● **Dataset records**
* * * * * * *

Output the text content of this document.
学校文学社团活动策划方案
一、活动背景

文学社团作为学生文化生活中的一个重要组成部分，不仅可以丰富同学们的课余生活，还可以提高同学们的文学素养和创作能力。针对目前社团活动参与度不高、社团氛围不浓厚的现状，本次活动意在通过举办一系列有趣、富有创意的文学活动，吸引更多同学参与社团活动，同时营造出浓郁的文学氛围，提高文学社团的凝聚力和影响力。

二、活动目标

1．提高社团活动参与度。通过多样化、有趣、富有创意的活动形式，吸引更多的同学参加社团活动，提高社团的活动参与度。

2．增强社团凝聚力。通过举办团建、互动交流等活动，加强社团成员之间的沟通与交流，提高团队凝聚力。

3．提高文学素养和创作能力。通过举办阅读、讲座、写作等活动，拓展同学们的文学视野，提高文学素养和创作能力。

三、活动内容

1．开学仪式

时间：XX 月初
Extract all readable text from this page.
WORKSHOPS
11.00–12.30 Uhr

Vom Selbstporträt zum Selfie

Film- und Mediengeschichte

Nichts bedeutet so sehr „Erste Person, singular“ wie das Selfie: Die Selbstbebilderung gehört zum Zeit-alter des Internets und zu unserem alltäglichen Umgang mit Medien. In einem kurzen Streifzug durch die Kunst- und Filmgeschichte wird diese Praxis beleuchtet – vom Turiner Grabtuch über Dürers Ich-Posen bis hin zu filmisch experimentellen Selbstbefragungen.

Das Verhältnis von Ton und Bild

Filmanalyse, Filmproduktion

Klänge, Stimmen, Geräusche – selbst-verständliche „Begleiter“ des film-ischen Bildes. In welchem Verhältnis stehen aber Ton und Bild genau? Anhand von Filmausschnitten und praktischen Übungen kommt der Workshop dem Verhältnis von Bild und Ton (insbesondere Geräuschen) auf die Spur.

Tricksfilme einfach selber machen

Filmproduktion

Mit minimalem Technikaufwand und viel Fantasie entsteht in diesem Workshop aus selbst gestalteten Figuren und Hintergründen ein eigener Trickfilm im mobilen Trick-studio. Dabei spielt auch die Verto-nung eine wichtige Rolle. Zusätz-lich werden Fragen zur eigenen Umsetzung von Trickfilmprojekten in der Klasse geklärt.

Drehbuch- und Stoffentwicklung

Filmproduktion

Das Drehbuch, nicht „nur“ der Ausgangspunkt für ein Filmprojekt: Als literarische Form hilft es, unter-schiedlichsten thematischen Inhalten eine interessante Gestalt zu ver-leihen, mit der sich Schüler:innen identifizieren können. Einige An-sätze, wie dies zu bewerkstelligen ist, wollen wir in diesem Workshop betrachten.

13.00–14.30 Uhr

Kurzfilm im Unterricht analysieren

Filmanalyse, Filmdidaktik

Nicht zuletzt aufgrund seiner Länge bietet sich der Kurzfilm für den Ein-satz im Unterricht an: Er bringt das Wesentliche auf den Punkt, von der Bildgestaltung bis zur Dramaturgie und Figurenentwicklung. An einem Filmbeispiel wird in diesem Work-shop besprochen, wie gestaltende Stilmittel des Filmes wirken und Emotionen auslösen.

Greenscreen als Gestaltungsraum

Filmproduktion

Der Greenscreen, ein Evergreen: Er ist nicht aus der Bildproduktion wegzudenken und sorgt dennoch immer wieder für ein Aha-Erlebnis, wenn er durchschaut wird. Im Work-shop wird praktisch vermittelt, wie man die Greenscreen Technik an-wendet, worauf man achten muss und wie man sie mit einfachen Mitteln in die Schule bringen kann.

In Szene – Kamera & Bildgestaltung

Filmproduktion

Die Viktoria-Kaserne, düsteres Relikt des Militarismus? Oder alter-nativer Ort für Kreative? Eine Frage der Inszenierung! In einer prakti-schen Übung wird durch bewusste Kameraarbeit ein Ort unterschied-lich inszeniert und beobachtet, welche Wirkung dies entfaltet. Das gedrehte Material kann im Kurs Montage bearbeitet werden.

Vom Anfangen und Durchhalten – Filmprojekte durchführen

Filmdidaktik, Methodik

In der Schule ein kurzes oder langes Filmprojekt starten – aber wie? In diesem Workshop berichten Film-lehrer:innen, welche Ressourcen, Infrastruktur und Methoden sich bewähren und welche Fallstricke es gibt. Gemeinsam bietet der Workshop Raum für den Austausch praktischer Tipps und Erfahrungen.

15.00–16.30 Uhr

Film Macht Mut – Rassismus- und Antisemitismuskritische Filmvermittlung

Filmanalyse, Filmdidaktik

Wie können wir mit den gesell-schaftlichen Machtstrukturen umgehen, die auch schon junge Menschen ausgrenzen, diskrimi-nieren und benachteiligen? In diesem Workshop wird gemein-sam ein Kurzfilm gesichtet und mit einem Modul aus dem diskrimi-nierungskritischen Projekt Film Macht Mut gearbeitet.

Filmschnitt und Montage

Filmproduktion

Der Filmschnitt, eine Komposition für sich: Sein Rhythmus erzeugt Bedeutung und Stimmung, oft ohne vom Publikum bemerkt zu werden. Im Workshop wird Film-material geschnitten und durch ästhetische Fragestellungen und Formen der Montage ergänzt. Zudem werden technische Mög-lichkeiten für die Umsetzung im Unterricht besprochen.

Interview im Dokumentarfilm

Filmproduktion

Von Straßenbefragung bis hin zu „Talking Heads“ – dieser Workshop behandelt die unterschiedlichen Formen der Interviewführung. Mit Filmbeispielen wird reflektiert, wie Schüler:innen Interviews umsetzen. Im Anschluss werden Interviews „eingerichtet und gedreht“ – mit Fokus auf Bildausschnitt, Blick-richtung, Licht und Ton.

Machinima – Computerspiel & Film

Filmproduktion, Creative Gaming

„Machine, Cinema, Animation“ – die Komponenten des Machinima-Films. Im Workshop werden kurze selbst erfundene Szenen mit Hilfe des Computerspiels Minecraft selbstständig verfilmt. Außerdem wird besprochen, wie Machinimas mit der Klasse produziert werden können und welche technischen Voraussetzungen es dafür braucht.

* * * * * * *

● **EXERCISE**
Repeat the entries exactly, all of them.

● **RESULT**
Output the text content of this document.
学校文学社团活动策划方案
一、活动背景

文学社团作为学生文化生活中的一个重要组成部分，不仅可以丰富同学们的课余生活，还可以提高同学们的文学素养和创作能力。针对目前社团活动参与度不高、社团氛围不浓厚的现状，本次活动意在通过举办一系列有趣、富有创意的文学活动，吸引更多同学参与社团活动，同时营造出浓郁的文学氛围，提高文学社团的凝聚力和影响力。

二、活动目标

1．提高社团活动参与度。通过多样化、有趣、富有创意的活动形式，吸引更多的同学参加社团活动，提高社团的活动参与度。

2．增强社团凝聚力。通过举办团建、互动交流等活动，加强社团成员之间的沟通与交流，提高团队凝聚力。

3．提高文学素养和创作能力。通过举办阅读、讲座、写作等活动，拓展同学们的文学视野，提高文学素养和创作能力。

三、活动内容

1．开学仪式

时间：XX 月初
Extract all readable text from this page.
WORKSHOPS
11.00–12.30 Uhr

Vom Selbstporträt zum Selfie

Film- und Mediengeschichte

Nichts bedeutet so sehr „Erste Person, singular“ wie das Selfie: Die Selbstbebilderung gehört zum Zeit-alter des Internets und zu unserem alltäglichen Umgang mit Medien. In einem kurzen Streifzug durch die Kunst- und Filmgeschichte wird diese Praxis beleuchtet – vom Turiner Grabtuch über Dürers Ich-Posen bis hin zu filmisch experimentellen Selbstbefragungen.

Das Verhältnis von Ton und Bild

Filmanalyse, Filmproduktion

Klänge, Stimmen, Geräusche – selbst-verständliche „Begleiter“ des film-ischen Bildes. In welchem Verhältnis stehen aber Ton und Bild genau? Anhand von Filmausschnitten und praktischen Übungen kommt der Workshop dem Verhältnis von Bild und Ton (insbesondere Geräuschen) auf die Spur.

Tricksfilme einfach selber machen

Filmproduktion

Mit minimalem Technikaufwand und viel Fantasie entsteht in diesem Workshop aus selbst gestalteten Figuren und Hintergründen ein eigener Trickfilm im mobilen Trick-studio. Dabei spielt auch die Verto-nung eine wichtige Rolle. Zusätz-lich werden Fragen zur eigenen Umsetzung von Trickfilmprojekten in der Klasse geklärt.

Drehbuch- und Stoffentwicklung

Filmproduktion

Das Drehbuch, nicht „nur“ der Ausgangspunkt für ein Filmprojekt: Als literarische Form hilft es, unter-schiedlichsten thematischen Inhalten eine interessante Gestalt zu ver-leihen, mit der sich Schüler:innen identifizieren können. Einige An-sätze, wie dies zu bewerkstelligen ist, wollen wir in diesem Workshop betrachten.

13.00–14.30 Uhr

Kurzfilm im Unterricht analysieren

Filmanalyse, Filmdidaktik

Nicht zuletzt aufgrund seiner Länge bietet sich der Kurzfilm für den Ein-satz im Unterricht an: Er bringt das Wesentliche auf den Punkt, von der Bildgestaltung bis zur Dramaturgie und Figurenentwicklung. An einem Filmbeispiel wird in diesem Work-shop besprochen, wie gestaltende Stilmittel des Filmes wirken und Emotionen auslösen.

Greenscreen als Gestaltungsraum

Filmproduktion

Der Greenscreen, ein Evergreen: Er ist nicht aus der Bildproduktion wegzudenken und sorgt dennoch immer wieder für ein Aha-Erlebnis, wenn er durchschaut wird. Im Work-shop wird praktisch vermittelt, wie man die Greenscreen Technik an-wendet, worauf man achten muss und wie man sie mit einfachen Mitteln in die Schule bringen kann.

In Szene – Kamera & Bildgestaltung

Filmproduktion

Die Viktoria-Kaserne, düsteres Relikt des Militarismus? Oder alter-nativer Ort für Kreative? Eine Frage der Inszenierung! In einer prakti-schen Übung wird durch bewusste Kameraarbeit ein Ort unterschied-lich inszeniert und beobachtet, welche Wirkung dies entfaltet. Das gedrehte Material kann im Kurs Montage bearbeitet werden.

Vom Anfangen und Durchhalten – Filmprojekte durchführen

Filmdidaktik, Methodik

In der Schule ein kurzes oder langes Filmprojekt starten – aber wie? In diesem Workshop berichten Film-lehrer:innen, welche Ressourcen, Infrastruktur und Methoden sich bewähren und welche Fallstricke es gibt. Gemeinsam bietet der Workshop Raum für den Austausch praktischer Tipps und Erfahrungen.

15.00–16.30 Uhr

Film Macht Mut – Rassismus- und Antisemitismuskritische Filmvermittlung

Filmanalyse, Filmdidaktik

Wie können wir mit den gesell-schaftlichen Machtstrukturen umgehen, die auch schon junge Menschen ausgrenzen, diskrimi-nieren und benachteiligen? In diesem Workshop wird gemein-sam ein Kurzfilm gesichtet und mit einem Modul aus dem diskrimi-nierungskritischen Projekt Film Macht Mut gearbeitet.

Filmschnitt und Montage

Filmproduktion

Der Filmschnitt, eine Komposition für sich: Sein Rhythmus erzeugt Bedeutung und Stimmung, oft ohne vom Publikum bemerkt zu werden. Im Workshop wird Film-material geschnitten und durch ästhetische Fragestellungen und Formen der Montage ergänzt. Zudem werden technische Mög-lichkeiten für die Umsetzung im Unterricht besprochen.

Interview im Dokumentarfilm

Filmproduktion

Von Straßenbefragung bis hin zu „Talking Heads“ – dieser Workshop behandelt die unterschiedlichen Formen der Interviewführung. Mit Filmbeispielen wird reflektiert, wie Schüler:innen Interviews umsetzen. Im Anschluss werden Interviews „eingerichtet und gedreht“ – mit Fokus auf Bildausschnitt, Blick-richtung, Licht und Ton.

Machinima – Computerspiel & Film

Filmproduktion, Creative Gaming

„Machine, Cinema, Animation“ – die Komponenten des Machinima-Films. Im Workshop werden kurze selbst erfundene Szenen mit Hilfe des Computerspiels Minecraft selbstständig verfilmt. Außerdem wird besprochen, wie Machinimas mit der Klasse produziert werden können und welche technischen Voraussetzungen es dafür braucht.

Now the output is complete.